Stored items from a collection
◇ ◇ ◇ ◇ ◇ ◇ ◇
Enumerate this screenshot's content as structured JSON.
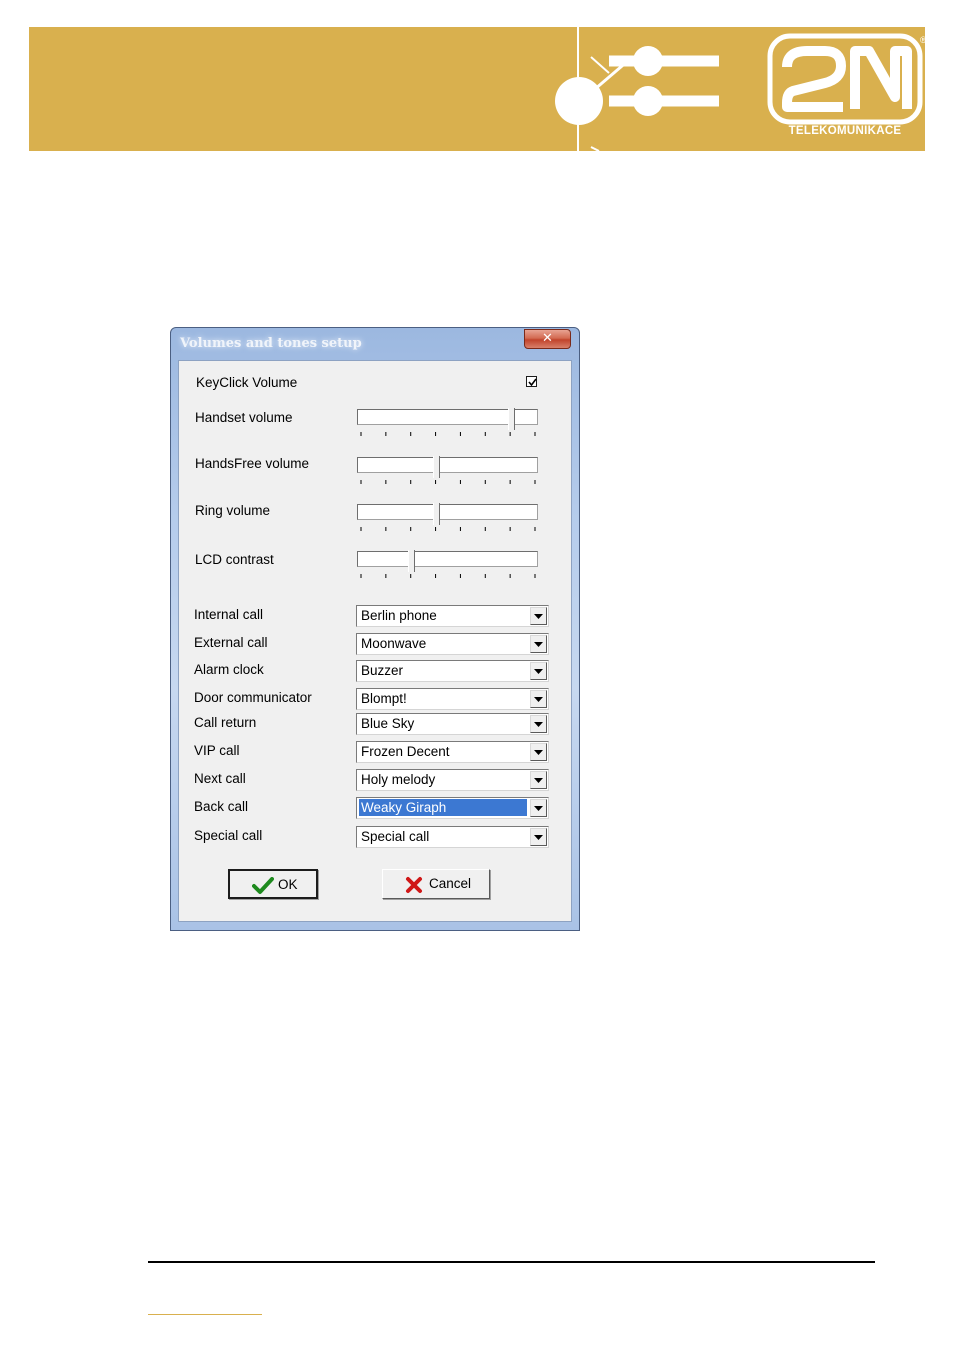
{
  "brand": {
    "logo_mark": "2N",
    "logo_subtitle": "TELEKOMUNIKACE",
    "registered_mark": "®",
    "banner_color": "#d9b04e"
  },
  "dialog": {
    "title": "Volumes and tones setup",
    "close_label": "✕",
    "keyclick": {
      "label": "KeyClick Volume",
      "checked": true
    },
    "sliders": [
      {
        "label": "Handset volume",
        "level": 0.86
      },
      {
        "label": "HandsFree volume",
        "level": 0.43
      },
      {
        "label": "Ring volume",
        "level": 0.43
      },
      {
        "label": "LCD contrast",
        "level": 0.29
      }
    ],
    "tones": [
      {
        "label": "Internal call",
        "value": "Berlin phone"
      },
      {
        "label": "External call",
        "value": "Moonwave"
      },
      {
        "label": "Alarm clock",
        "value": "Buzzer"
      },
      {
        "label": "Door communicator",
        "value": "Blompt!"
      },
      {
        "label": "Call return",
        "value": "Blue Sky"
      },
      {
        "label": "VIP call",
        "value": "Frozen Decent"
      },
      {
        "label": "Next call",
        "value": "Holy melody"
      },
      {
        "label": "Back call",
        "value": "Weaky Giraph",
        "selected": true
      },
      {
        "label": "Special call",
        "value": "Special call"
      }
    ],
    "buttons": {
      "ok_label": "OK",
      "cancel_label": "Cancel",
      "ok_icon": "checkmark-icon",
      "cancel_icon": "red-x-icon"
    },
    "colors": {
      "selection": "#3c78d2",
      "ok_icon": "#1e8a1e",
      "cancel_icon": "#d01818"
    }
  }
}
◇ ◇ ◇ ◇ ◇ ◇ ◇
= Directions =
Omit the pictures, and quote the material above exactly as given.

= Correct answer =
Enumerate this screenshot's content as structured JSON.
{
  "brand": {
    "logo_mark": "2N",
    "logo_subtitle": "TELEKOMUNIKACE",
    "registered_mark": "®",
    "banner_color": "#d9b04e"
  },
  "dialog": {
    "title": "Volumes and tones setup",
    "close_label": "✕",
    "keyclick": {
      "label": "KeyClick Volume",
      "checked": true
    },
    "sliders": [
      {
        "label": "Handset volume",
        "level": 0.86
      },
      {
        "label": "HandsFree volume",
        "level": 0.43
      },
      {
        "label": "Ring volume",
        "level": 0.43
      },
      {
        "label": "LCD contrast",
        "level": 0.29
      }
    ],
    "tones": [
      {
        "label": "Internal call",
        "value": "Berlin phone"
      },
      {
        "label": "External call",
        "value": "Moonwave"
      },
      {
        "label": "Alarm clock",
        "value": "Buzzer"
      },
      {
        "label": "Door communicator",
        "value": "Blompt!"
      },
      {
        "label": "Call return",
        "value": "Blue Sky"
      },
      {
        "label": "VIP call",
        "value": "Frozen Decent"
      },
      {
        "label": "Next call",
        "value": "Holy melody"
      },
      {
        "label": "Back call",
        "value": "Weaky Giraph",
        "selected": true
      },
      {
        "label": "Special call",
        "value": "Special call"
      }
    ],
    "buttons": {
      "ok_label": "OK",
      "cancel_label": "Cancel",
      "ok_icon": "checkmark-icon",
      "cancel_icon": "red-x-icon"
    },
    "colors": {
      "selection": "#3c78d2",
      "ok_icon": "#1e8a1e",
      "cancel_icon": "#d01818"
    }
  }
}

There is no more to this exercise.